— begin —

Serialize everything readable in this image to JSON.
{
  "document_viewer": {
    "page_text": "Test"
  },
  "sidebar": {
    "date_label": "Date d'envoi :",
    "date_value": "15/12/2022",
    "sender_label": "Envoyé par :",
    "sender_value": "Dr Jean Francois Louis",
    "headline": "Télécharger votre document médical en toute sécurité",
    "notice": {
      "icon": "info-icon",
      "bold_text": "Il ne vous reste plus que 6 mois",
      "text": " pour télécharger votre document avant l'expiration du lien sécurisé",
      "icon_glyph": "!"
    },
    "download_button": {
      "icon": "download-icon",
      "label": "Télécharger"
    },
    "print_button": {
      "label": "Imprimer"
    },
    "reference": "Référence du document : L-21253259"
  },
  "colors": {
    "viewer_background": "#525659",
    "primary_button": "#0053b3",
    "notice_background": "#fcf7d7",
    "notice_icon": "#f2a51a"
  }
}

— end —
— begin —

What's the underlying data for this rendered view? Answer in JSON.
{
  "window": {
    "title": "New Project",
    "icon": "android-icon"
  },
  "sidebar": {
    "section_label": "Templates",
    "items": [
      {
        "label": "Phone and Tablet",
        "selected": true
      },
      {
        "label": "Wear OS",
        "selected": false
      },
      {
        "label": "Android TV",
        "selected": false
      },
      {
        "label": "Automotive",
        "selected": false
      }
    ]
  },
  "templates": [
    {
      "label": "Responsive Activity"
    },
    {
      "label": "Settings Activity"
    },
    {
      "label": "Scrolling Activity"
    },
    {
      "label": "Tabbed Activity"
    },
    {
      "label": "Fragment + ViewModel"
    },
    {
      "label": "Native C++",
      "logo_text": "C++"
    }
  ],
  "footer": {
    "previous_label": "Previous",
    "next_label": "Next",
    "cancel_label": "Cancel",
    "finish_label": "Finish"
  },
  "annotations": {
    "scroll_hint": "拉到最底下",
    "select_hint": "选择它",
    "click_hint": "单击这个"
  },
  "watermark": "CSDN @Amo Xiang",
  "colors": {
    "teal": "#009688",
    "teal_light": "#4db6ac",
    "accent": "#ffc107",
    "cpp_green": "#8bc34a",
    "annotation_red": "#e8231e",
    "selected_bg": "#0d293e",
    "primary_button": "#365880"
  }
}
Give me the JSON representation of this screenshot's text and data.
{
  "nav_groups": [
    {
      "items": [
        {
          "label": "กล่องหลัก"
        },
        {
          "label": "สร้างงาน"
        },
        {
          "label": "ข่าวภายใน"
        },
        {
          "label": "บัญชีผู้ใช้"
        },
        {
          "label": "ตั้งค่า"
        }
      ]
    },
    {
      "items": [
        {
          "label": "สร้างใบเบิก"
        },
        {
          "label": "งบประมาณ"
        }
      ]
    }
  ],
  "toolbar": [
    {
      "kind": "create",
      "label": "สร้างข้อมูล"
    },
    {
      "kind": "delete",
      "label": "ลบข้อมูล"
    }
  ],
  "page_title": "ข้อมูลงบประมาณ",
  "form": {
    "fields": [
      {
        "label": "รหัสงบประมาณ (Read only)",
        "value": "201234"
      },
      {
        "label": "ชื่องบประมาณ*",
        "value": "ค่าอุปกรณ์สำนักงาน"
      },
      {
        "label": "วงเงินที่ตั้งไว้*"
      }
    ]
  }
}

— end —

### Work required
Note every line above where the string "Activity" shows up, and copy those lines.

### Exercise output
      "label": "Responsive Activity"
      "label": "Settings Activity"
      "label": "Scrolling Activity"
      "label": "Tabbed Activity"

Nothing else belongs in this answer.